Data supplied:

::::::::

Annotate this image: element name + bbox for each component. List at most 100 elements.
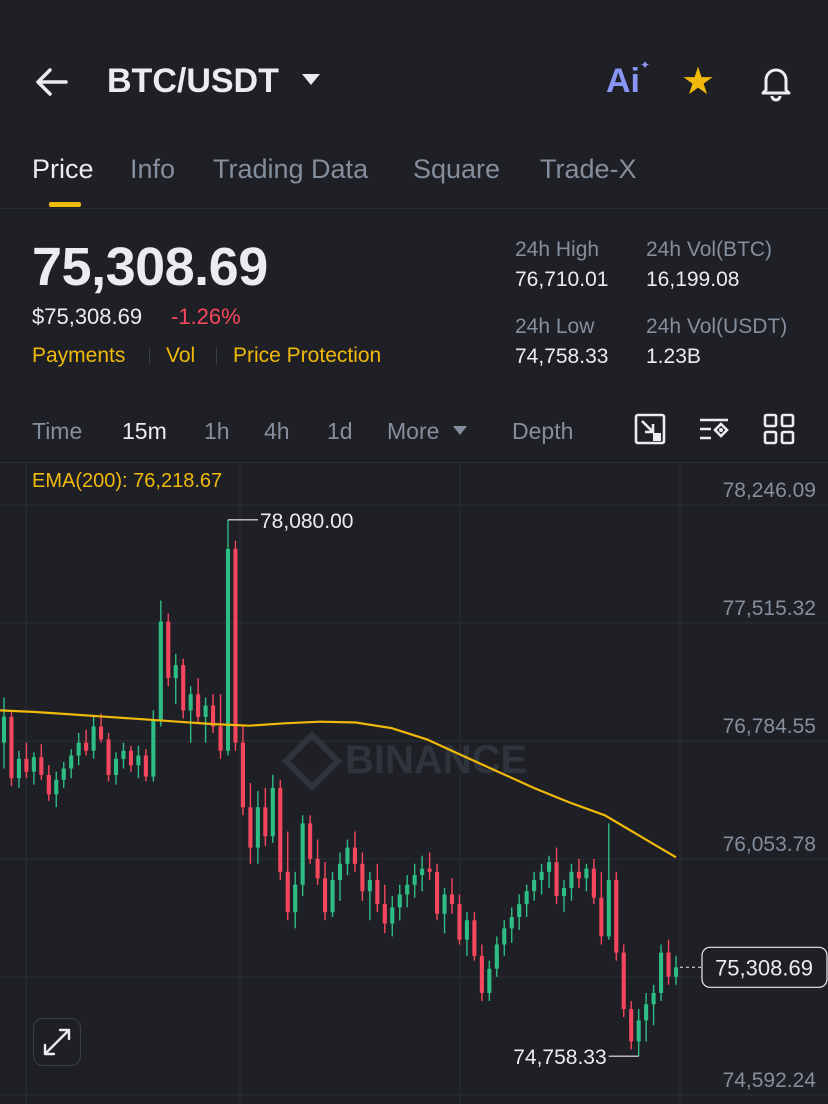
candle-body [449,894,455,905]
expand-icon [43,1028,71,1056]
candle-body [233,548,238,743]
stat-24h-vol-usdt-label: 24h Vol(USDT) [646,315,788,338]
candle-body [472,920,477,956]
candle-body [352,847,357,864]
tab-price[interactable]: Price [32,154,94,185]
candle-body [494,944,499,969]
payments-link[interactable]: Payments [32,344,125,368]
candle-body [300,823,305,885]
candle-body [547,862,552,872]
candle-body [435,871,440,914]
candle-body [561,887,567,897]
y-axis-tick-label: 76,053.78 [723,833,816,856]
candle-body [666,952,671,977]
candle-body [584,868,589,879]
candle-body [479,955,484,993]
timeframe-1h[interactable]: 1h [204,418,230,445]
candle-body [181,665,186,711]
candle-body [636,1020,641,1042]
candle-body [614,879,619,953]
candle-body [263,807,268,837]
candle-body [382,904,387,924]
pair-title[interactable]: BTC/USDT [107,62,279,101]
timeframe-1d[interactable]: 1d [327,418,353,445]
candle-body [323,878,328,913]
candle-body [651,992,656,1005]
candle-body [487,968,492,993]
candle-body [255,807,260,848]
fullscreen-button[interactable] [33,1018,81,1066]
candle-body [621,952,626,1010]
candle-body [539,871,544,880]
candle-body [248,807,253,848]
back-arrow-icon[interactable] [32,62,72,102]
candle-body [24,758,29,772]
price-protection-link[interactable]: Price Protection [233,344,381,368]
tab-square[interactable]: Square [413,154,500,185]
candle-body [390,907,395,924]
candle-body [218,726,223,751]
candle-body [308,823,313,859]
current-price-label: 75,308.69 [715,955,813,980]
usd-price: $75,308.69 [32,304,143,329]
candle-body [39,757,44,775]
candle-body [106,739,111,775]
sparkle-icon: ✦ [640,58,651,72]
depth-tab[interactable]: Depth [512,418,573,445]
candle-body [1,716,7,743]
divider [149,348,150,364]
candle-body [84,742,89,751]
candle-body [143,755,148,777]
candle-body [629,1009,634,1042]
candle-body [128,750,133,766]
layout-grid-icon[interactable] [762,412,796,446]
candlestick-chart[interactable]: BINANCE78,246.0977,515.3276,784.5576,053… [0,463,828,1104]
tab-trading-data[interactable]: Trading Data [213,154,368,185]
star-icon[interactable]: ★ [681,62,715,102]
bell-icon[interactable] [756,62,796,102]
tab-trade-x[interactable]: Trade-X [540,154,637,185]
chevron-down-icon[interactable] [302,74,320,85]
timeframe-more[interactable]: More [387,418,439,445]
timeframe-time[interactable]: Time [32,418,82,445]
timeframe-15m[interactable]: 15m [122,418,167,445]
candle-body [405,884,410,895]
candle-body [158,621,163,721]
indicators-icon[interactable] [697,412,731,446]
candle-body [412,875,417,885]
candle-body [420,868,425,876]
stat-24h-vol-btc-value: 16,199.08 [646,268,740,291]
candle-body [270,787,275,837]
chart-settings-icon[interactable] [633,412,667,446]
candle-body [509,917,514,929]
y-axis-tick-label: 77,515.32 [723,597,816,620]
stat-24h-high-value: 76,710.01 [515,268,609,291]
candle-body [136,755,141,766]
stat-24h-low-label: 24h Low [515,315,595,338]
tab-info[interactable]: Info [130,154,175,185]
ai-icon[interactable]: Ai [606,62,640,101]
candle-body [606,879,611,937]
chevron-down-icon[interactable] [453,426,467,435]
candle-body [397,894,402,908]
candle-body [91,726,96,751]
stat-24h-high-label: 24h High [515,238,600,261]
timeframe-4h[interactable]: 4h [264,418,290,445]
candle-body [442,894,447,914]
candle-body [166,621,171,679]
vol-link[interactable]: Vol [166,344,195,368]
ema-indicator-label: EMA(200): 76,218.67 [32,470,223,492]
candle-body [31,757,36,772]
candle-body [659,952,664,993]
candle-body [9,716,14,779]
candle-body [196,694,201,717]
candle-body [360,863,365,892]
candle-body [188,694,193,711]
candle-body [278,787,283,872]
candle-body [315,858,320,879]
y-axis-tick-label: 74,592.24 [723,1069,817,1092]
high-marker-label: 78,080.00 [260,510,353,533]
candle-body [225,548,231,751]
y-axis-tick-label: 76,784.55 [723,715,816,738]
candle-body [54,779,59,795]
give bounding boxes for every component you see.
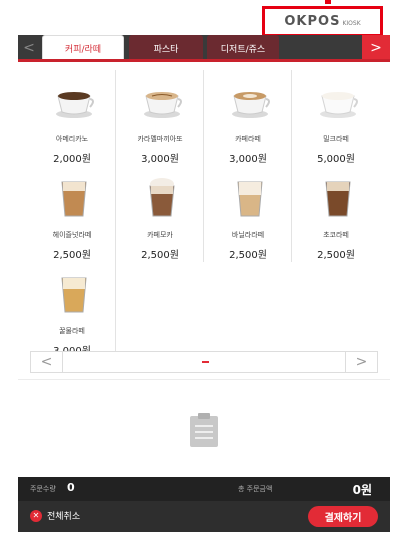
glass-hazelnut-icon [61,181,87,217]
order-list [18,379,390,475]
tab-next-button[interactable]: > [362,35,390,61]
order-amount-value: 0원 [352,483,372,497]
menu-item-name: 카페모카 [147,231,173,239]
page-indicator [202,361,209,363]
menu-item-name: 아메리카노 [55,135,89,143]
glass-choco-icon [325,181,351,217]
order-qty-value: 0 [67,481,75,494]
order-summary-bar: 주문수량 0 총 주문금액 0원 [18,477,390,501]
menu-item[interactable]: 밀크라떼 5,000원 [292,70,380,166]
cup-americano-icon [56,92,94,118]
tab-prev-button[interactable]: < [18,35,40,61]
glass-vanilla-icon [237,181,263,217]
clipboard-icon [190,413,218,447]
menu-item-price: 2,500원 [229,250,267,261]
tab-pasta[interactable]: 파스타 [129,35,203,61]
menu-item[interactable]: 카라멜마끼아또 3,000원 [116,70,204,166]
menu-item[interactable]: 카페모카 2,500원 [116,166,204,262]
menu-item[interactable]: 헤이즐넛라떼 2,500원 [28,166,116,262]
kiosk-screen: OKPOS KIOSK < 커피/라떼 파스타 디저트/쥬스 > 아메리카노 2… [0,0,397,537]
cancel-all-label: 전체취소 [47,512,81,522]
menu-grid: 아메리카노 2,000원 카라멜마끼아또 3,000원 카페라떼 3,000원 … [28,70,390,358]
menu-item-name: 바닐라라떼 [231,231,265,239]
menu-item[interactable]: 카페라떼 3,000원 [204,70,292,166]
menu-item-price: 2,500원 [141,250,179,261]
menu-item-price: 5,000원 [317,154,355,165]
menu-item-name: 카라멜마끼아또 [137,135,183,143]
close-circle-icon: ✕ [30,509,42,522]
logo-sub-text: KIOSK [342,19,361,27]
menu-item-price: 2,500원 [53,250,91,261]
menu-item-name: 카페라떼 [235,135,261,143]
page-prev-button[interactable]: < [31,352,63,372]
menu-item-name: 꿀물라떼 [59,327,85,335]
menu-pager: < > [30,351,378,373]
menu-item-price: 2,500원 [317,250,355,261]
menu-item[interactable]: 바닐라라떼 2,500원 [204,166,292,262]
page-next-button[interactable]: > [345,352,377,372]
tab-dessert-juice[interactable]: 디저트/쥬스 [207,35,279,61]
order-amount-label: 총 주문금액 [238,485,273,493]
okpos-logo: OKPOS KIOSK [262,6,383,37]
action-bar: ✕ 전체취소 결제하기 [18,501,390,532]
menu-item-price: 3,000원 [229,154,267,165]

::::::::

Problem details:
Retype all of the entries above word for word, leaving out the pictures.

Finished answer:
Annotate this image: element name + bbox for each component. List at most 100 elements.
candle-body [449,894,455,905]
expand-icon [43,1028,71,1056]
candle-body [233,548,238,743]
stat-24h-vol-usdt-label: 24h Vol(USDT) [646,315,788,338]
candle-body [472,920,477,956]
candle-body [352,847,357,864]
tab-price[interactable]: Price [32,154,94,185]
candle-body [494,944,499,969]
payments-link[interactable]: Payments [32,344,125,368]
candle-body [300,823,305,885]
candle-body [547,862,552,872]
candle-body [435,871,440,914]
candle-body [561,887,567,897]
y-axis-tick-label: 76,053.78 [723,833,816,856]
candle-body [666,952,671,977]
candle-body [584,868,589,879]
candle-body [479,955,484,993]
timeframe-1h[interactable]: 1h [204,418,230,445]
candle-body [181,665,186,711]
candle-body [636,1020,641,1042]
candle-body [614,879,619,953]
candle-body [263,807,268,837]
candle-body [382,904,387,924]
pair-title[interactable]: BTC/USDT [107,62,279,101]
timeframe-1d[interactable]: 1d [327,418,353,445]
candle-body [323,878,328,913]
candle-body [651,992,656,1005]
candle-body [487,968,492,993]
candle-body [255,807,260,848]
fullscreen-button[interactable] [33,1018,81,1066]
candle-body [621,952,626,1010]
candle-body [539,871,544,880]
candle-body [248,807,253,848]
back-arrow-icon[interactable] [32,62,72,102]
candle-body [24,758,29,772]
price-protection-link[interactable]: Price Protection [233,344,381,368]
tab-square[interactable]: Square [413,154,500,185]
candle-body [390,907,395,924]
candle-body [218,726,223,751]
candle-body [308,823,313,859]
current-price-label: 75,308.69 [715,955,813,980]
usd-price: $75,308.69 [32,304,143,329]
candle-body [39,757,44,775]
candle-body [106,739,111,775]
sparkle-icon: ✦ [640,58,651,72]
depth-tab[interactable]: Depth [512,418,573,445]
candle-body [1,716,7,743]
divider [149,348,150,364]
candle-body [84,742,89,751]
candle-body [143,755,148,777]
candle-body [629,1009,634,1042]
candle-body [128,750,133,766]
layout-grid-icon[interactable] [762,412,796,446]
candlestick-chart[interactable]: BINANCE78,246.0977,515.3276,784.5576,053… [0,463,828,1104]
tab-trading-data[interactable]: Trading Data [213,154,368,185]
star-icon[interactable]: ★ [681,62,715,102]
bell-icon[interactable] [756,62,796,102]
tab-trade-x[interactable]: Trade-X [540,154,637,185]
chevron-down-icon[interactable] [302,74,320,85]
timeframe-more[interactable]: More [387,418,439,445]
timeframe-time[interactable]: Time [32,418,82,445]
timeframe-15m[interactable]: 15m [122,418,167,445]
candle-body [405,884,410,895]
candle-body [158,621,163,721]
indicators-icon[interactable] [697,412,731,446]
candle-body [412,875,417,885]
candle-body [420,868,425,876]
stat-24h-vol-btc-value: 16,199.08 [646,268,740,291]
candle-body [270,787,275,837]
chart-settings-icon[interactable] [633,412,667,446]
candle-body [509,917,514,929]
y-axis-tick-label: 77,515.32 [723,597,816,620]
stat-24h-high-value: 76,710.01 [515,268,609,291]
candle-body [136,755,141,766]
stat-24h-low-label: 24h Low [515,315,595,338]
tab-info[interactable]: Info [130,154,175,185]
ai-icon[interactable]: Ai [606,62,640,101]
candle-body [606,879,611,937]
chevron-down-icon[interactable] [453,426,467,435]
candle-body [397,894,402,908]
candle-body [91,726,96,751]
stat-24h-high-label: 24h High [515,238,600,261]
timeframe-4h[interactable]: 4h [264,418,290,445]
candle-body [442,894,447,914]
candle-body [166,621,171,679]
vol-link[interactable]: Vol [166,344,195,368]
ema-indicator-label: EMA(200): 76,218.67 [32,470,223,492]
candle-body [31,757,36,772]
candle-body [659,952,664,993]
candle-body [9,716,14,779]
candle-body [196,694,201,717]
candle-body [360,863,365,892]
candle-body [188,694,193,711]
candle-body [278,787,283,872]
candle-body [315,858,320,879]
y-axis-tick-label: 74,592.24 [723,1069,817,1092]
high-marker-label: 78,080.00 [260,510,353,533]
candle-body [225,548,231,751]
y-axis-tick-label: 76,784.55 [723,715,816,738]
candle-body [54,779,59,795]
give bounding boxes for every component you see.
glass-hazelnut-icon [61,181,87,217]
order-list [18,379,390,475]
tab-next-button[interactable]: > [362,35,390,61]
order-amount-value: 0원 [352,483,372,497]
menu-item-name: 카페모카 [147,231,173,239]
page-indicator [202,361,209,363]
menu-item-name: 아메리카노 [55,135,89,143]
glass-choco-icon [325,181,351,217]
order-qty-value: 0 [67,481,75,494]
order-summary-bar: 주문수량 0 총 주문금액 0원 [18,477,390,501]
menu-item[interactable]: 밀크라떼 5,000원 [292,70,380,166]
cup-americano-icon [56,92,94,118]
tab-prev-button[interactable]: < [18,35,40,61]
glass-vanilla-icon [237,181,263,217]
clipboard-icon [190,413,218,447]
menu-item-price: 2,500원 [229,250,267,261]
tab-pasta[interactable]: 파스타 [129,35,203,61]
menu-item[interactable]: 카라멜마끼아또 3,000원 [116,70,204,166]
menu-item[interactable]: 카페모카 2,500원 [116,166,204,262]
menu-item[interactable]: 헤이즐넛라떼 2,500원 [28,166,116,262]
kiosk-screen: OKPOS KIOSK < 커피/라떼 파스타 디저트/쥬스 > 아메리카노 2… [0,0,397,537]
cancel-all-label: 전체취소 [47,512,81,522]
menu-grid: 아메리카노 2,000원 카라멜마끼아또 3,000원 카페라떼 3,000원 … [28,70,390,358]
menu-item-name: 바닐라라떼 [231,231,265,239]
menu-item[interactable]: 카페라떼 3,000원 [204,70,292,166]
menu-item-price: 2,500원 [141,250,179,261]
menu-item-price: 5,000원 [317,154,355,165]
menu-item-name: 카라멜마끼아또 [137,135,183,143]
close-circle-icon: ✕ [30,509,42,522]
logo-sub-text: KIOSK [342,19,361,27]
menu-item-price: 2,500원 [53,250,91,261]
menu-item-name: 카페라떼 [235,135,261,143]
page-prev-button[interactable]: < [31,352,63,372]
menu-item-name: 꿀물라떼 [59,327,85,335]
menu-pager: < > [30,351,378,373]
menu-item-price: 2,500원 [317,250,355,261]
menu-item[interactable]: 바닐라라떼 2,500원 [204,166,292,262]
page-next-button[interactable]: > [345,352,377,372]
tab-dessert-juice[interactable]: 디저트/쥬스 [207,35,279,61]
order-amount-label: 총 주문금액 [238,485,273,493]
okpos-logo: OKPOS KIOSK [262,6,383,37]
action-bar: ✕ 전체취소 결제하기 [18,501,390,532]
menu-item-price: 3,000원 [229,154,267,165]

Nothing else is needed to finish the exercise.